▶ Required task
In the entries below, find every line with "hist" and copy it.

▶ Extracted records
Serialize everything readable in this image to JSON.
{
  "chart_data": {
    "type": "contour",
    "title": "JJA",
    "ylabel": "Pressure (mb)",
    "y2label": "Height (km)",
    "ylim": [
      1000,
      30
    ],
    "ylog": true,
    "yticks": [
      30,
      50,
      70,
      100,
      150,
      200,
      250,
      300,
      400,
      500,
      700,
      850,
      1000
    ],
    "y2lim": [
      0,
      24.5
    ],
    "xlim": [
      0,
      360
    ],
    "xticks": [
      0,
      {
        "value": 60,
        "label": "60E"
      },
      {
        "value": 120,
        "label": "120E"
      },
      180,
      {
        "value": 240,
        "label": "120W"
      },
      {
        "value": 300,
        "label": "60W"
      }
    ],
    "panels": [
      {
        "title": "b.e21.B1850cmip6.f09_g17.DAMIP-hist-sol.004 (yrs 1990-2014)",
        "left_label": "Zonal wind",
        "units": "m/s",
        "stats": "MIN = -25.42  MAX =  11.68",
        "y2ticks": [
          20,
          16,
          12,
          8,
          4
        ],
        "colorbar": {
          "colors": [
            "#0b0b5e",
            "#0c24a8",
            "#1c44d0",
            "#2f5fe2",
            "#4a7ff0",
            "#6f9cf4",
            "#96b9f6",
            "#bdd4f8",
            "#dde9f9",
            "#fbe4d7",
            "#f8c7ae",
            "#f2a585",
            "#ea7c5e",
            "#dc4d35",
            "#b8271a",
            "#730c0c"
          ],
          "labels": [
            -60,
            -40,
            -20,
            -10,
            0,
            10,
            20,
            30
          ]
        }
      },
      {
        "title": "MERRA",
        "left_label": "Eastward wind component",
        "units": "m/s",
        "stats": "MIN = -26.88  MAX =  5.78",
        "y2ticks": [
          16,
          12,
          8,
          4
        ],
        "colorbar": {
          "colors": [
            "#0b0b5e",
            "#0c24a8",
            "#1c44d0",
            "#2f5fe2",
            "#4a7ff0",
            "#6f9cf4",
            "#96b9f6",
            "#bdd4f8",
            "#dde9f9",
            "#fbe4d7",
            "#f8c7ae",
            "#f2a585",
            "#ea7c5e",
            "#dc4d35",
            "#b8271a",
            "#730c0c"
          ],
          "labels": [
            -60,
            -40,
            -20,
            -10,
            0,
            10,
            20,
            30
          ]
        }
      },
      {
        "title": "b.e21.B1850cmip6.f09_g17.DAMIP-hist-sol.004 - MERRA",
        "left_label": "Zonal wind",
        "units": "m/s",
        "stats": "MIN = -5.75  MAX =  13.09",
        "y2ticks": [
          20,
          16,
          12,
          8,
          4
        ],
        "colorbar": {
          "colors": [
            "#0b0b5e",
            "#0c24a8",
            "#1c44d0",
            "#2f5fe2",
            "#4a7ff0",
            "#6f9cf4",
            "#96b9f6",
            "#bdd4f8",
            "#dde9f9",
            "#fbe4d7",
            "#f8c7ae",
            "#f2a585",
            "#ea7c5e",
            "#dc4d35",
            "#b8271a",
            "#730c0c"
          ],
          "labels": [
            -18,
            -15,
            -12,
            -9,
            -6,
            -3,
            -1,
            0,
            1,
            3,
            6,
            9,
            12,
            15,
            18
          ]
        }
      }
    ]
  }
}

▶ Answer
        "title": "b.e21.B1850cmip6.f09_g17.DAMIP-hist-sol.004 (yrs 1990-2014)",
        "title": "b.e21.B1850cmip6.f09_g17.DAMIP-hist-sol.004 - MERRA",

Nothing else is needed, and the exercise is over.